BEGIN

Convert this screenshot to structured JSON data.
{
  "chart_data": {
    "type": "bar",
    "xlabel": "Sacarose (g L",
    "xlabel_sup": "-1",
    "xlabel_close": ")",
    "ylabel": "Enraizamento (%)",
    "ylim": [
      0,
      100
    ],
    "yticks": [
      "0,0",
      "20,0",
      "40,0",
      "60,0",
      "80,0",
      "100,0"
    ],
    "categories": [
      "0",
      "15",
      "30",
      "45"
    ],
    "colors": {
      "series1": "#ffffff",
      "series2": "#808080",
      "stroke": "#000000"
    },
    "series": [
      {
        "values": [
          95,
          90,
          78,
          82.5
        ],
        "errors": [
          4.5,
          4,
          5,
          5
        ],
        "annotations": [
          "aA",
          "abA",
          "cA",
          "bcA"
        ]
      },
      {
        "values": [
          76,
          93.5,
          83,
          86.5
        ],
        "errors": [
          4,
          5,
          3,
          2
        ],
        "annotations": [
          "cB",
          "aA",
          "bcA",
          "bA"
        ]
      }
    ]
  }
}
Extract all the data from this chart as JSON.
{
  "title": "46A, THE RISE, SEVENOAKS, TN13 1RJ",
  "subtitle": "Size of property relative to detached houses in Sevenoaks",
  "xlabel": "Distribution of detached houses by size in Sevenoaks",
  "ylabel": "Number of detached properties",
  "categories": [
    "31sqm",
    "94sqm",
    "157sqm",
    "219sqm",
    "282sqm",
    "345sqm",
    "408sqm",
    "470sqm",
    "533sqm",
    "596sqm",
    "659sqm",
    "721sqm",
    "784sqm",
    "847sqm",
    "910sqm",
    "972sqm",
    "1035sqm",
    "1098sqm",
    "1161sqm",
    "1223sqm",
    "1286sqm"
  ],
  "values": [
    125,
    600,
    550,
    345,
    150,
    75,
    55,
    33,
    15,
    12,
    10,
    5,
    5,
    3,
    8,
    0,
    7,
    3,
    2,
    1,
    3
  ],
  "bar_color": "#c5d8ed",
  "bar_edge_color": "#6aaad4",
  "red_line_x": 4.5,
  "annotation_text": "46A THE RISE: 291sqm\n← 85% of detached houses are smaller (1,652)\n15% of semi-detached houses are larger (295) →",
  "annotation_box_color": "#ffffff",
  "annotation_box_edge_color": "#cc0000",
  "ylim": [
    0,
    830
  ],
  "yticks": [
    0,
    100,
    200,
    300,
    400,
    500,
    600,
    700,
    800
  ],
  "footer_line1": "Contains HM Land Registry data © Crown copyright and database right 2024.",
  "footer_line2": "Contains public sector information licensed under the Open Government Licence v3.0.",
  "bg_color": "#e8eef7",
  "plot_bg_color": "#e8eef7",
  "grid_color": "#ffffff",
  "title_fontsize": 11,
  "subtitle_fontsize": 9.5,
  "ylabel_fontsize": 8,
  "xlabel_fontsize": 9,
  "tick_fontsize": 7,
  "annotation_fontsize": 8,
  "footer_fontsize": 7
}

END

#### Exercise description:
Above are the records; retype every one exactly.

#### Answer to the problem:
Convert this screenshot to structured JSON data.
{
  "chart_data": {
    "type": "bar",
    "xlabel": "Sacarose (g L",
    "xlabel_sup": "-1",
    "xlabel_close": ")",
    "ylabel": "Enraizamento (%)",
    "ylim": [
      0,
      100
    ],
    "yticks": [
      "0,0",
      "20,0",
      "40,0",
      "60,0",
      "80,0",
      "100,0"
    ],
    "categories": [
      "0",
      "15",
      "30",
      "45"
    ],
    "colors": {
      "series1": "#ffffff",
      "series2": "#808080",
      "stroke": "#000000"
    },
    "series": [
      {
        "values": [
          95,
          90,
          78,
          82.5
        ],
        "errors": [
          4.5,
          4,
          5,
          5
        ],
        "annotations": [
          "aA",
          "abA",
          "cA",
          "bcA"
        ]
      },
      {
        "values": [
          76,
          93.5,
          83,
          86.5
        ],
        "errors": [
          4,
          5,
          3,
          2
        ],
        "annotations": [
          "cB",
          "aA",
          "bcA",
          "bA"
        ]
      }
    ]
  }
}
Extract all the data from this chart as JSON.
{
  "title": "46A, THE RISE, SEVENOAKS, TN13 1RJ",
  "subtitle": "Size of property relative to detached houses in Sevenoaks",
  "xlabel": "Distribution of detached houses by size in Sevenoaks",
  "ylabel": "Number of detached properties",
  "categories": [
    "31sqm",
    "94sqm",
    "157sqm",
    "219sqm",
    "282sqm",
    "345sqm",
    "408sqm",
    "470sqm",
    "533sqm",
    "596sqm",
    "659sqm",
    "721sqm",
    "784sqm",
    "847sqm",
    "910sqm",
    "972sqm",
    "1035sqm",
    "1098sqm",
    "1161sqm",
    "1223sqm",
    "1286sqm"
  ],
  "values": [
    125,
    600,
    550,
    345,
    150,
    75,
    55,
    33,
    15,
    12,
    10,
    5,
    5,
    3,
    8,
    0,
    7,
    3,
    2,
    1,
    3
  ],
  "bar_color": "#c5d8ed",
  "bar_edge_color": "#6aaad4",
  "red_line_x": 4.5,
  "annotation_text": "46A THE RISE: 291sqm\n← 85% of detached houses are smaller (1,652)\n15% of semi-detached houses are larger (295) →",
  "annotation_box_color": "#ffffff",
  "annotation_box_edge_color": "#cc0000",
  "ylim": [
    0,
    830
  ],
  "yticks": [
    0,
    100,
    200,
    300,
    400,
    500,
    600,
    700,
    800
  ],
  "footer_line1": "Contains HM Land Registry data © Crown copyright and database right 2024.",
  "footer_line2": "Contains public sector information licensed under the Open Government Licence v3.0.",
  "bg_color": "#e8eef7",
  "plot_bg_color": "#e8eef7",
  "grid_color": "#ffffff",
  "title_fontsize": 11,
  "subtitle_fontsize": 9.5,
  "ylabel_fontsize": 8,
  "xlabel_fontsize": 9,
  "tick_fontsize": 7,
  "annotation_fontsize": 8,
  "footer_fontsize": 7
}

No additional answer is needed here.